#### Actions to take
1. Which character traits does the Liu He biography attribute to him? List them all.
2. Continue the Liu He biography from the point where it stops.

#### Source passage

## BEGIN

Emperor of Han-Zhao
- Reign: 310
- Predecessor: Liu Yuan
- Successor: Liu Cong
- Born: Unknown
- Died: 310

Names
- Family name: Liu (劉) Given name: Yuan (和) Courtesy name: Xuantai (玄泰)
- House: Liu
- Dynasty: Han-Zhao
- Father: Liu Yuan
- Mother: Empress Huyan

= Liu He (Han-Zhao) =

Liu He (died 4 September 310), courtesy name Xuantai, was briefly the second emperor of the Xiongnu-led Chinese Han-Zhao dynasty. He reigned for seven days in August and September 310.

==Life==
Liu He was the founding emperor Liu Yuan (Emperor Guangwen)'s son, likely oldest son, by his first wife Empress Huyan. According to the Book of Jin, Liu He was described as having an imposing, handsome and sturdy look, and was about 1.96 m tall. He was studious, but suspicious and miserly. Liu He was created the Prince of Liang (梁王), a title that he was posthumously known by as well, in 308. In early 310, Liu Yuan created him crown prince.

## END

#### Provided material
## BEGIN

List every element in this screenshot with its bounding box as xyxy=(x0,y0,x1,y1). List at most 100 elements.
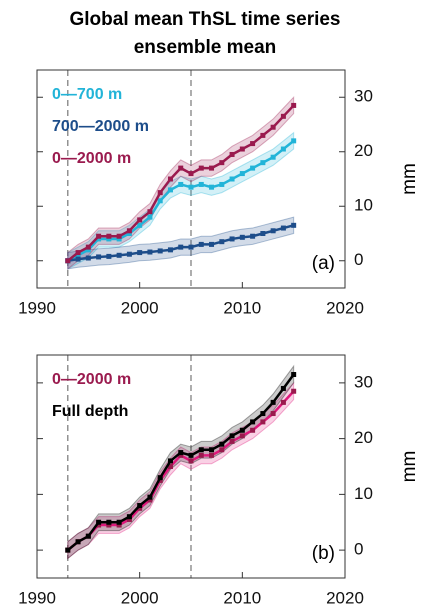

## END

#### Expected responses
1. studious, suspicious, miserly

2.
Before Liu Yuan died later in August 310, he commissioned his sons and Liu He's brothers Liu Yu the Prince of Qi, Liu Long the Prince of Lu, and Liu Ai the Prince of Beihai with substantial troops at the capital, in addition to the large army that another son, Liu Cong the Prince of Chu, already had, with intent that they assist him with governance and military matters. A group of officials, both Xiongnu and Chinese, were given various responsibilities in assisting Liu He. However, three officials were left out—Liu He's uncle Huyan You, Liu Cheng – who had prior grudges with Liu Cong – and Liu Rui the Prince of Xichang. They were disgruntled, and they persuaded the already suspicious Liu He that he could not be safe if his brothers maintained large forces in or near the capital. Three days after Liu Yuan's death, under Liu He's orders, these officials carried out surprise attacks on Liu He's four brothers—Liu Rui against Liu Chong, Huyan You against Liu Yu, Liu Cheng against Liu Long, and Tian Mi and Liu Gui against Liu Ai. Once Tian and Liu Gui got on the way, however, they did not attack Liu Ai but instead escorted him to alert Liu Cong, who then prepared for the confrontation. Liu Rui withdrew his troops. Over the next two days, Liu Yu and Liu Long were defeated and killed. Two days later, Liu Cong besieged the palace and killed Liu He, Liu Cheng, Liu Rui, and Huyan. After initially offering the throne to Liu Ai, Liu Cong assumed the throne himself.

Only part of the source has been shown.